GIVEN REQUEST: Check each line of the entries below for the string "this"; copy every line where it appears.

DATASET ROWS:
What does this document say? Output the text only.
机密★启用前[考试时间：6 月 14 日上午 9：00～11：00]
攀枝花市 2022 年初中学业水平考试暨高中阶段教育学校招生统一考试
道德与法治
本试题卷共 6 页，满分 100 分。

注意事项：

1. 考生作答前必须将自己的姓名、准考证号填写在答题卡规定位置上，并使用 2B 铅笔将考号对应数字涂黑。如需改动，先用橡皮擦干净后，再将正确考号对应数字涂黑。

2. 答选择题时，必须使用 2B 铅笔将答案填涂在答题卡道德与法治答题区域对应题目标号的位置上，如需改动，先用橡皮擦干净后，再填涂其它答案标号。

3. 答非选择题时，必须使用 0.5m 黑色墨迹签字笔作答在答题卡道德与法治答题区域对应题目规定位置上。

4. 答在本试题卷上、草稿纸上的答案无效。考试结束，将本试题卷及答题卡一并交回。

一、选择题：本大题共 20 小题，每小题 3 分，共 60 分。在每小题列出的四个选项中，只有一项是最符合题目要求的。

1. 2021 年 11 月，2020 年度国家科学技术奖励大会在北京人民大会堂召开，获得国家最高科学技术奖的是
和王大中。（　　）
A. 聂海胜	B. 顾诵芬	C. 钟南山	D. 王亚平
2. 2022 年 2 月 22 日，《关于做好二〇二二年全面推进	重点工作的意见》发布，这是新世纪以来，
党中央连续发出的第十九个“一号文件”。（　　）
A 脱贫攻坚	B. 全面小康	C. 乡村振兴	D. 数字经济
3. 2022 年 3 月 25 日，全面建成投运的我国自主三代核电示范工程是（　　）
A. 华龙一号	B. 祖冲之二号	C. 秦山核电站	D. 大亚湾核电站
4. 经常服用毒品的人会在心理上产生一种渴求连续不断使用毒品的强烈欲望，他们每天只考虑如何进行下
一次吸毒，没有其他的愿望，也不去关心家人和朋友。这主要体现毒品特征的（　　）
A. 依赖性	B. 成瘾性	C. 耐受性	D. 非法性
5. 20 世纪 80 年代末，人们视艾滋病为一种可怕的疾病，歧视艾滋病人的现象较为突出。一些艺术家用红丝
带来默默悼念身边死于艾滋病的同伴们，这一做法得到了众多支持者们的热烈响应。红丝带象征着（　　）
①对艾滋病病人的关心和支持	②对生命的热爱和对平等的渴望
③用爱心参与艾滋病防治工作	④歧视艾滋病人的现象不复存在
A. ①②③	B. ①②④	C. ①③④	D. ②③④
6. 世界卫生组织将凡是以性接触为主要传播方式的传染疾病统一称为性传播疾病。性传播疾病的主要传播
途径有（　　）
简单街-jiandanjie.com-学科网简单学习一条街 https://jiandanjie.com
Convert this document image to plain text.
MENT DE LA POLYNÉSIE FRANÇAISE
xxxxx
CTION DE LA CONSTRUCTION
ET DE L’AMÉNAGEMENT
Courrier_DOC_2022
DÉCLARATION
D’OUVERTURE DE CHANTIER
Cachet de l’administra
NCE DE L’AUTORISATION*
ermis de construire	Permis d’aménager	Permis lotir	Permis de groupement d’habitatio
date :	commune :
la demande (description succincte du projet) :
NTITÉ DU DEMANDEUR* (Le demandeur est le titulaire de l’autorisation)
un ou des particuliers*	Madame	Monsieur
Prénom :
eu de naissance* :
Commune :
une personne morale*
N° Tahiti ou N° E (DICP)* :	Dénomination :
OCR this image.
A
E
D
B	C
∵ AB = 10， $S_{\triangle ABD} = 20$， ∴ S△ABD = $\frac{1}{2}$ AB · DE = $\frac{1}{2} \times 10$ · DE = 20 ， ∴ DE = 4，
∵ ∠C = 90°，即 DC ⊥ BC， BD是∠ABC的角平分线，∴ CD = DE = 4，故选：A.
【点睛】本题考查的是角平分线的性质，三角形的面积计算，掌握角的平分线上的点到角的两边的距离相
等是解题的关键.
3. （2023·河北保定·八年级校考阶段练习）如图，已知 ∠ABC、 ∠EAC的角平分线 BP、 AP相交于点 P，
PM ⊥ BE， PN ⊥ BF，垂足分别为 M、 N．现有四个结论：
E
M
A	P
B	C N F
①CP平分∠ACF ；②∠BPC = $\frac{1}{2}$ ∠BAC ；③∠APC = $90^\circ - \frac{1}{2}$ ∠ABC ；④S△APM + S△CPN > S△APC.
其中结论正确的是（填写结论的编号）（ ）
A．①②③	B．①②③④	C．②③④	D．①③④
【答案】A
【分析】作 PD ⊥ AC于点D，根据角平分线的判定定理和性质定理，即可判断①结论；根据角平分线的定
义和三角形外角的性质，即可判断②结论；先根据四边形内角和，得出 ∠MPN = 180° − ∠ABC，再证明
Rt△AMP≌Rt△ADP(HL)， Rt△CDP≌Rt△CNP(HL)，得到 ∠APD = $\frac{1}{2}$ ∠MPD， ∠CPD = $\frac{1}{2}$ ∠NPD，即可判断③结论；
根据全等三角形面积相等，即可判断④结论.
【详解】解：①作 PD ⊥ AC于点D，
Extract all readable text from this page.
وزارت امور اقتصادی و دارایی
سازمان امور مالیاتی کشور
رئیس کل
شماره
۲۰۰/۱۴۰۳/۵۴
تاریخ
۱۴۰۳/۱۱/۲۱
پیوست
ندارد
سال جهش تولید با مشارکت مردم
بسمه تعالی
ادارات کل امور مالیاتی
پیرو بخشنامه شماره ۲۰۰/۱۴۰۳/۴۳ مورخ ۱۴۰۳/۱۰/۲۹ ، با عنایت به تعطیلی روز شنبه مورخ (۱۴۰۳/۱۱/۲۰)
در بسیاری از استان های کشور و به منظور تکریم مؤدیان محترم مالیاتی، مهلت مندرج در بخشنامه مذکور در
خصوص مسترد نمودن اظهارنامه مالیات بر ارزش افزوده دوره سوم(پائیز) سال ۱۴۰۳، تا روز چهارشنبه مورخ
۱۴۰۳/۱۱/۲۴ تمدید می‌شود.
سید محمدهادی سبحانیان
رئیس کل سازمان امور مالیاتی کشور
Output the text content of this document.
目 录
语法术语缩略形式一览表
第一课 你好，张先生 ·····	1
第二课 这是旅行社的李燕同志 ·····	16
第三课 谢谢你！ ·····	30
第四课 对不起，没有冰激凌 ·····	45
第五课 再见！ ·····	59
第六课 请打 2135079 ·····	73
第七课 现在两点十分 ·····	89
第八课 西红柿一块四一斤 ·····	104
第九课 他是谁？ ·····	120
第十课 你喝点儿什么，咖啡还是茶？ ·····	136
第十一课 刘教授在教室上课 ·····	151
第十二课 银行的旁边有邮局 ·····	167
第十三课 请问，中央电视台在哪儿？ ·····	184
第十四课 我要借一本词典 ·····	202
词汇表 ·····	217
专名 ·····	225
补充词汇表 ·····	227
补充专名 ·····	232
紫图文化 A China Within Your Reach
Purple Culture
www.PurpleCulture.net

RESULT:
What does this document say? Output the text only.
Convert this document image to plain text.
OCR this image.
Extract all readable text from this page.
Output the text content of this document.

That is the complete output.